PASSAGE FOR REVIEW:
--------------------------------------------------

The UNION ALL dispatch pattern¶

Early versions used a single CASE expression to dispatch by selector type:

-- OLD: single CASE (broken for performance)
SELECT * FROM ast WHERE
    CASE sel_root.type
        WHEN 'class_selector' THEN <simple match>
        WHEN 'descendant_selector' THEN <join match>
        WHEN 'child_selector' THEN <join match>
    END

This caused a critical performance bug. DuckDB's optimizer decorrelated the EXISTS subqueries in unused CASE branches into always-on hash joins. On DuckDB's own source tree (1.7M nodes), this produced a 28.8M-row hash join even for simple selectors that didn't use combinators.

The fix: restructure into UNION ALL of per-selector-type sub-queries, each guarded by WHERE sel_root.type = 'X':

-- NEW: UNION ALL dispatch (correct)
SELECT * FROM simple_match
WHERE sel_root.type IN ('class_selector', 'id_selector', ...)

UNION ALL

SELECT * FROM descendant_match
WHERE sel_root.type = 'descendant_selector'

UNION ALL

SELECT * FROM child_match
WHERE sel_root.type = 'child_selector'

DuckDB evaluates only the branch whose guard matches, eliminating the phantom joins.

Type resolution tiers¶

Selectors resolve types at three levels of specificity:

1. Semantic aliases (`.class` selectors)¶

-- .func matches DEFINITION_FUNCTION across all 27 languages
SELECT * FROM ast_select('src/**/*.*', '.func');

These use SEMANTIC_TYPE equality: semantic_type = 'DEFINITION_FUNCTION'. Cross-language, fast (single-byte comparison). ~80 aliases available — see Semantic Aliases.

2. Bare keywords (prefix match)¶

-- "function" matches function_definition, function_declaration, function_item, etc.
SELECT * FROM ast_select('src/**/*.py', 'function');

Bare keywords match any tree-sitter type that starts with the keyword. Language-specific but more precise than semantic aliases.

3. Exact types¶

-- Exact tree-sitter node type
SELECT * FROM ast_select('src/**/*.py', 'function_definition');

Matches the tree-sitter type column exactly. Most specific, but tied to a single language's grammar.

Performance characteristics¶

Parsing: O(n) via tree-sitter, streamed in 2048-row chunks
Subtree membership: O(1) via DFS range check
Scope lookups: O(1) via scope.function hash join
Selector parsing: negligible (CSS selectors are tiny)
Simple selectors: single scan of the AST table
Combinators: self-join (hash or merge, depending on DuckDB's planner)
Pseudo-classes: correlated subquery per matched node

The bottleneck is almost always parsing, not querying. For repeated queries, parse once with ast_select_from.

Why parse_ast_list_table exists¶

DuckDB table functions require literal arguments at bind time. But ast_select_from needs the selector to be a column reference — for features like ast_select_rules that dispatch one selector per rule via lateral join.

parse_ast_list_table is the escape hatch: it wraps the scalar parse_ast_list() inside a table macro. This lets the selector be a column expression at macro-expansion time while still producing a row-shaped result.

--------------------------------------------------

TASKS FOR THIS EXERCISE:
A – Decide whether each statement agrees with the DuckDB passage. For each, answer yes or no and quote the words of the passage that decide it. (i) On DuckDB's own source tree, the old single CASE version produced a 28.8M-row hash join. (ii) Bare keywords are more precise than exact types. (iii) Parsing is streamed in 1024-row chunks.
B – Repeat the DuckDB passage word for word, everything from "Pseudo-classes: correlated subquery" down to "via lateral join.".
C – List every item that the DuckDB passage names under its performance characteristics, each with the characteristic given for it.

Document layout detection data
--------------------------------------------------

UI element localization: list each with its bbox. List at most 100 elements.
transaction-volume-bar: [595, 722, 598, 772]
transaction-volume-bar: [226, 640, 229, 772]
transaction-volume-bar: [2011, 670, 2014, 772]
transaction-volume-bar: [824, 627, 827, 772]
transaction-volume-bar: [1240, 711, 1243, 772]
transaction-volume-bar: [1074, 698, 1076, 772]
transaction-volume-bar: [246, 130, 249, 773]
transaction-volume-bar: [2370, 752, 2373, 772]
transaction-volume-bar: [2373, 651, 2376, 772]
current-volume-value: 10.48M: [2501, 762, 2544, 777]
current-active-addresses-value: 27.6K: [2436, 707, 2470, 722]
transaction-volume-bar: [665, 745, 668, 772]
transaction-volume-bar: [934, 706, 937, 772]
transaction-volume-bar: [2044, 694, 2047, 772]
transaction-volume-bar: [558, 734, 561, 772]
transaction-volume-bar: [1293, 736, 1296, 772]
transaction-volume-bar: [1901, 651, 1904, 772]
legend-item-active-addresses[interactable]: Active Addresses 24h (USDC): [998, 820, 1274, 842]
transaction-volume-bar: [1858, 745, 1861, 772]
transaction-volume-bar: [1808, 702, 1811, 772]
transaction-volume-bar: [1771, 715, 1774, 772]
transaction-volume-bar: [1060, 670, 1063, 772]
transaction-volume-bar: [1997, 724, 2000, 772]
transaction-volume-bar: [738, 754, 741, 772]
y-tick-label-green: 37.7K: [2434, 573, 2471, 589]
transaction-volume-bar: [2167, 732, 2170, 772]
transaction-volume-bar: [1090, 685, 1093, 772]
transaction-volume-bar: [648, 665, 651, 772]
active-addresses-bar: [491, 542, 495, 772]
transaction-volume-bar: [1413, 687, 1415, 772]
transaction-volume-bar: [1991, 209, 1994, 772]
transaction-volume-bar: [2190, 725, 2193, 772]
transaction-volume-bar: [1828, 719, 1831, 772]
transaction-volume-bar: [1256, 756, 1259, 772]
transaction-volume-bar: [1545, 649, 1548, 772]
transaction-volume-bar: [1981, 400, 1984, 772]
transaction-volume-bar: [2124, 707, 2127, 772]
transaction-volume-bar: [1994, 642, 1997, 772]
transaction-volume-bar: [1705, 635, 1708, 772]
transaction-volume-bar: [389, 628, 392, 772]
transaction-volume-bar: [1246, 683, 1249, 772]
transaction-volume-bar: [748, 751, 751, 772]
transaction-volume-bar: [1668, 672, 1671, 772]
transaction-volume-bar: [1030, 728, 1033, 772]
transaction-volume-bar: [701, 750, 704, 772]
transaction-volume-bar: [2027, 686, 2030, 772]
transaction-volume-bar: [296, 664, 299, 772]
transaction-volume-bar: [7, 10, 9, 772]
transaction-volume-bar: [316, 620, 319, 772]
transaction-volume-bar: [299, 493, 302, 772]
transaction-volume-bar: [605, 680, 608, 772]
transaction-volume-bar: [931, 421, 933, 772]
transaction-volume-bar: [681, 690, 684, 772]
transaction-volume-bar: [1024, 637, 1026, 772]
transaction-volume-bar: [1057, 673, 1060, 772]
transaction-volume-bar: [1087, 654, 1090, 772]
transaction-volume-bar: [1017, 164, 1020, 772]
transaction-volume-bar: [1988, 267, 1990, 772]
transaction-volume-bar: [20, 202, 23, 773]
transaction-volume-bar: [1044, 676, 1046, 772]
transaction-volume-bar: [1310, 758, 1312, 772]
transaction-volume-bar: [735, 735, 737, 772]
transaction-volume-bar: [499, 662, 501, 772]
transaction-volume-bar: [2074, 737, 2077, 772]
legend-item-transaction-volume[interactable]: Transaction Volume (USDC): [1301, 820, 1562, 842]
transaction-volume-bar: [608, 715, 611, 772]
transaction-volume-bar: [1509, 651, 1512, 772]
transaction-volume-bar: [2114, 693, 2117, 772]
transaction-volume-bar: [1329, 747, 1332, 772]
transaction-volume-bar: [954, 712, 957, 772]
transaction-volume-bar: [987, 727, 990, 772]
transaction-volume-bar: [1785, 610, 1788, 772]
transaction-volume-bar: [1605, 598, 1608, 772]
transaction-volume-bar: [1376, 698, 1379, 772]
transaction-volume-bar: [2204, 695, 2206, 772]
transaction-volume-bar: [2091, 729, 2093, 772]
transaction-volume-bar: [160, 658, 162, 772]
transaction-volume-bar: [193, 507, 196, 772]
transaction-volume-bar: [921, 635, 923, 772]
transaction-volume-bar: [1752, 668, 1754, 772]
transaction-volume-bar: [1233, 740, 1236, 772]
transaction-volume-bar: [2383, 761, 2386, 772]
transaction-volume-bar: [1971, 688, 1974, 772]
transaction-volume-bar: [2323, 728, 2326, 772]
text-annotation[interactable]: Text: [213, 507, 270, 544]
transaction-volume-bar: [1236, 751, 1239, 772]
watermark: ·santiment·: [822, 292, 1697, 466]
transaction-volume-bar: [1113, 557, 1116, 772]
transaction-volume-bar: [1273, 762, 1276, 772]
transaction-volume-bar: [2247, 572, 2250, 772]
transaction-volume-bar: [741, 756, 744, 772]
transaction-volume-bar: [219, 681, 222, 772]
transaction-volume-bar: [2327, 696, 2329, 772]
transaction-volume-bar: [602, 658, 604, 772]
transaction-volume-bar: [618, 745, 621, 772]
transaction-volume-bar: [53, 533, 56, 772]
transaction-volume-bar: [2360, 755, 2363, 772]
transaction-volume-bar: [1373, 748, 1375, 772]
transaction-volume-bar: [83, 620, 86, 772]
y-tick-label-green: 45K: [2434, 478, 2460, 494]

--------------------------------------------------

SOLUTIONS TO THE TASKS:
A –
(i) Yes: "On DuckDB's own source tree (1.7M nodes), this produced a 28.8M-row hash join even for simple selectors that didn't use combinators."
(ii) No: exact types are described as "Most specific, but tied to a single language's grammar."
(iii) No: "Parsing: O(n) via tree-sitter, streamed in 2048-row chunks"

B –
Pseudo-classes: correlated subquery per matched node

The bottleneck is almost always parsing, not querying. For repeated queries, parse once with ast_select_from.

Why parse_ast_list_table exists¶

DuckDB table functions require literal arguments at bind time. But ast_select_from needs the selector to be a column reference — for features like ast_select_rules that dispatch one selector per rule via lateral join.

C –
Parsing: O(n) via tree-sitter, streamed in 2048-row chunks
Subtree membership: O(1) via DFS range check
Scope lookups: O(1) via scope.function hash join
Selector parsing: negligible (CSS selectors are tiny)
Simple selectors: single scan of the AST table
Combinators: self-join (hash or merge, depending on DuckDB's planner)
Pseudo-classes: correlated subquery per matched node